> **PASSAGE PROVIDED**:
=-=-=-=-=

# Buying in bulk



## Paint Works (Aug 1, 2007)

Where is everyone buying roller covers, tape etc...Anyone have any places better than local stores or Thepaintstore.com?


----------



## vicopainting (Jun 22, 2007)

You have to get one friendly local store is much better for you to get special discounts from them if you open an account there, per example I need it fast a 40 foot ladder, I could not get it at home depot or any big store, so I call my SW store and they got it for me (not form their store) and delivered in less than 2hs with a special discount.


----------



## nextlevelpaintco. (Jun 21, 2007)

this won't help you unless your close to lenoir NC.But I sometimes buy stuff from a man I once worked for.when I worked their he was only doing spec houses but in the 80's he was all industrial and he was big time.but now he sells painting supplies out of his old shop.stuff like roller poles,brushes,sanding blocks,drop clothes naps and frames the list goes on and he sells for less than half of any paint store around.he gets the stuff brand new in boxes,I don't know where he gets it or how he makes any money but apparently it's working.


----------



## Wolverine (Apr 17, 2007)

Hey Next...

Do you do any business with Kevin @ ICI in Morganton? What about Richey Foster from Service Paint Center?


----------



## Safety Guy (Jul 19, 2007)

We buy our stuff in bulk and get a great discount on sundry items: covers, rollers, frames, plastic, tape, etc. At the beginning of the year we have SW, Ben Moore, ICI, and Porter all bid on it. We give them a rough idea of what we will buy over the year and our pricing is based on that. We get shipments every month or so.


----------



## nextlevelpaintco. (Jun 21, 2007)

=-=-=-=-=

Region annotation records

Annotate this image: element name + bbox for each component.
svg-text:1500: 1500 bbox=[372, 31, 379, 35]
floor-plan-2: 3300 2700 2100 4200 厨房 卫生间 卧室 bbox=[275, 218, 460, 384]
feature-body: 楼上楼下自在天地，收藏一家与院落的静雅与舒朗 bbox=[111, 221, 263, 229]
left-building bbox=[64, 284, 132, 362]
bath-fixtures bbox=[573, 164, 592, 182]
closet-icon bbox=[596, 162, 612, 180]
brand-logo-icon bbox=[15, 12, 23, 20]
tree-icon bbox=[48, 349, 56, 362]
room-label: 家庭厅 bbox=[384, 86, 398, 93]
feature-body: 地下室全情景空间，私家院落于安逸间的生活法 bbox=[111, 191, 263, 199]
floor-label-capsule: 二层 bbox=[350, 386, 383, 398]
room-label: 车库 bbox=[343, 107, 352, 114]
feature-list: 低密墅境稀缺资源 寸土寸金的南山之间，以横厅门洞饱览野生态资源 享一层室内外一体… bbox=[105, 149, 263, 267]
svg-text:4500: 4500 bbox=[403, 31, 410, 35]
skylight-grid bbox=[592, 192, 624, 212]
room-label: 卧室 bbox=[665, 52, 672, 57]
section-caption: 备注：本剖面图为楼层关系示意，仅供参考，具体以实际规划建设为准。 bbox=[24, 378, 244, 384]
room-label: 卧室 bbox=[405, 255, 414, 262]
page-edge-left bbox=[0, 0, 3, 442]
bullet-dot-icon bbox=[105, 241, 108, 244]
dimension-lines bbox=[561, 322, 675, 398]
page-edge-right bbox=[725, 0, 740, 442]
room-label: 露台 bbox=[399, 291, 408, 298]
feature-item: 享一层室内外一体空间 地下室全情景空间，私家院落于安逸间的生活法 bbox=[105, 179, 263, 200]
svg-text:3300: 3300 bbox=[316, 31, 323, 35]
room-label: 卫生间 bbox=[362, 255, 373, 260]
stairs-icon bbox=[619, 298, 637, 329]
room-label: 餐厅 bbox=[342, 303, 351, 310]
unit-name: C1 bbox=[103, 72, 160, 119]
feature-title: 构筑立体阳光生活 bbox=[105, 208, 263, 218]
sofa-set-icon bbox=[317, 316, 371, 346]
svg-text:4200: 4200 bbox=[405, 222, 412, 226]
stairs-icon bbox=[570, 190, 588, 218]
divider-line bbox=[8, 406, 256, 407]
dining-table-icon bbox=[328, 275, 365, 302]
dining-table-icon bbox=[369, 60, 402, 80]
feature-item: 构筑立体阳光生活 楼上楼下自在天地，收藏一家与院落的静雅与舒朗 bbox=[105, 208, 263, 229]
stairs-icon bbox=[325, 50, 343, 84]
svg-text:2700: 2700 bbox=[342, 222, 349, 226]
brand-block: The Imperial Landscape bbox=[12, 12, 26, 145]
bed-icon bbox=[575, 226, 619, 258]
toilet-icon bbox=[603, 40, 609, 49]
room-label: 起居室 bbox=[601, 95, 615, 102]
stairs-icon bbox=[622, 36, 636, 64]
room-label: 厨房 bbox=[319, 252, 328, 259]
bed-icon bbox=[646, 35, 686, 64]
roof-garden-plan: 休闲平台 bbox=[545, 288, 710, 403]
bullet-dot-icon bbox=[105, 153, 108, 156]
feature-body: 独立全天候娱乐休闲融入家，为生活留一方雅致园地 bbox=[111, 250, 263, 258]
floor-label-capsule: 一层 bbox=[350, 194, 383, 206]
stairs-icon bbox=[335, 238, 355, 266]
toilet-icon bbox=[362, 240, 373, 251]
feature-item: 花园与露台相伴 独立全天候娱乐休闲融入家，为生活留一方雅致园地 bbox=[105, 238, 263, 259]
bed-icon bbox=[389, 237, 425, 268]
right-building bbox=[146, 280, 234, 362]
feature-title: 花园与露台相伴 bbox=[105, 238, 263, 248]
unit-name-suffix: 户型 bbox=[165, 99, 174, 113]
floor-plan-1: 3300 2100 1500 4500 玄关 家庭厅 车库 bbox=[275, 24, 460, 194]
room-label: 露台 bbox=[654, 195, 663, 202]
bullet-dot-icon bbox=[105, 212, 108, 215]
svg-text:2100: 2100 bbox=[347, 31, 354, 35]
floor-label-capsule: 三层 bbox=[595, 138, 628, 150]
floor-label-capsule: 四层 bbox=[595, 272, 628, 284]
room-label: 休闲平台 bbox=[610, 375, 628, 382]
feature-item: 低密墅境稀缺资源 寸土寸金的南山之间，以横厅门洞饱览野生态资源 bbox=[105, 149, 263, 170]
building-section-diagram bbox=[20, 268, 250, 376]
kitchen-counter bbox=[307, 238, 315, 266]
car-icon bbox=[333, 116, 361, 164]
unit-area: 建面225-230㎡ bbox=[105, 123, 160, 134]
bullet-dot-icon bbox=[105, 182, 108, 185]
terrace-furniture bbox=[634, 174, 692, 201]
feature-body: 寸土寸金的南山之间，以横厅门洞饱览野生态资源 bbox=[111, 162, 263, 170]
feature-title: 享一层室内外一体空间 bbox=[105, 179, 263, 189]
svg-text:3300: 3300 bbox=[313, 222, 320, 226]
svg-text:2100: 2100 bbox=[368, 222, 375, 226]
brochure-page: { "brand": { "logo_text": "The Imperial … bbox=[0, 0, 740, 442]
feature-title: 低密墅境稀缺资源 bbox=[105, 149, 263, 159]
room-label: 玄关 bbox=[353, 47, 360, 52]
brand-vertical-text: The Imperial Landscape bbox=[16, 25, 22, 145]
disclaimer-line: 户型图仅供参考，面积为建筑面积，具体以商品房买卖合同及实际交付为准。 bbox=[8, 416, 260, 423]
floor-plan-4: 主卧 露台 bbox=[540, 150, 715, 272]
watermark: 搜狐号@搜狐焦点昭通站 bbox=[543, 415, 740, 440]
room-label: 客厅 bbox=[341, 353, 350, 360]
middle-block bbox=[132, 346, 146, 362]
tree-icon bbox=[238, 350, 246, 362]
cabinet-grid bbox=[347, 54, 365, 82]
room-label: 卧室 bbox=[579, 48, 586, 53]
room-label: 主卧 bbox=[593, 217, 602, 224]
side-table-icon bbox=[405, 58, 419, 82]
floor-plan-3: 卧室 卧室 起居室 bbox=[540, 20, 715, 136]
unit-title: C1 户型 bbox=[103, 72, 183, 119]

=-=-=-=-=

> **TASK INSTRUCTIONS**:
• a. Please return the records from their first line up to and including the line that contains "feature-body: 楼上楼下自在天地，收藏一家与院落的静雅与舒朗 bbox=[111, 221, 263, 229]".
• b. Continue the forum thread on buying painting supplies in bulk from its last line.
The thread and the records were taken from separate sources.

> **RESULTS FOR EACH TASK**:
• a.
Annotate this image: element name + bbox for each component.
svg-text:1500: 1500 bbox=[372, 31, 379, 35]
floor-plan-2: 3300 2700 2100 4200 厨房 卫生间 卧室 bbox=[275, 218, 460, 384]
feature-body: 楼上楼下自在天地，收藏一家与院落的静雅与舒朗 bbox=[111, 221, 263, 229]

• b.
Wolverine said:


> Hey Next...
> 
> Do you do any business with Kevin @ ICI in Morganton? What about Richey Foster from Service Paint Center?


yes ,I used to deal with porter and benmoore but recently it's been all ici just for a particular client,but I like the products and the service so I think i'll stay.never heard of spc.Do you know me?or do I know you?


----------



## Wolverine (Apr 17, 2007)

I don't think I know you. I lived in Morganton for about 10 years from about 1984-94...

Kevin is a really good guy. I used to make specialty coatings for ICI Devoe years ago so I know alot of people there. We made alot of the super heavy duty tank linings and I participated in the development of the Phoenix System w/ ZCL composites/Devoe. 










The phoenix system is a way to turn a single wall underground storage tank into a double wall that can be monitored for leakage! The 3-D fiberglass is stuck into 100% solids epoxy siloxane or 100% fluoro modified epoxy that wicks into the fabric. When it hardens the fiberglass forms a second surface within the underground storage tank. Then one of our AHC novolacs are applied at 125 mils to create a second wall.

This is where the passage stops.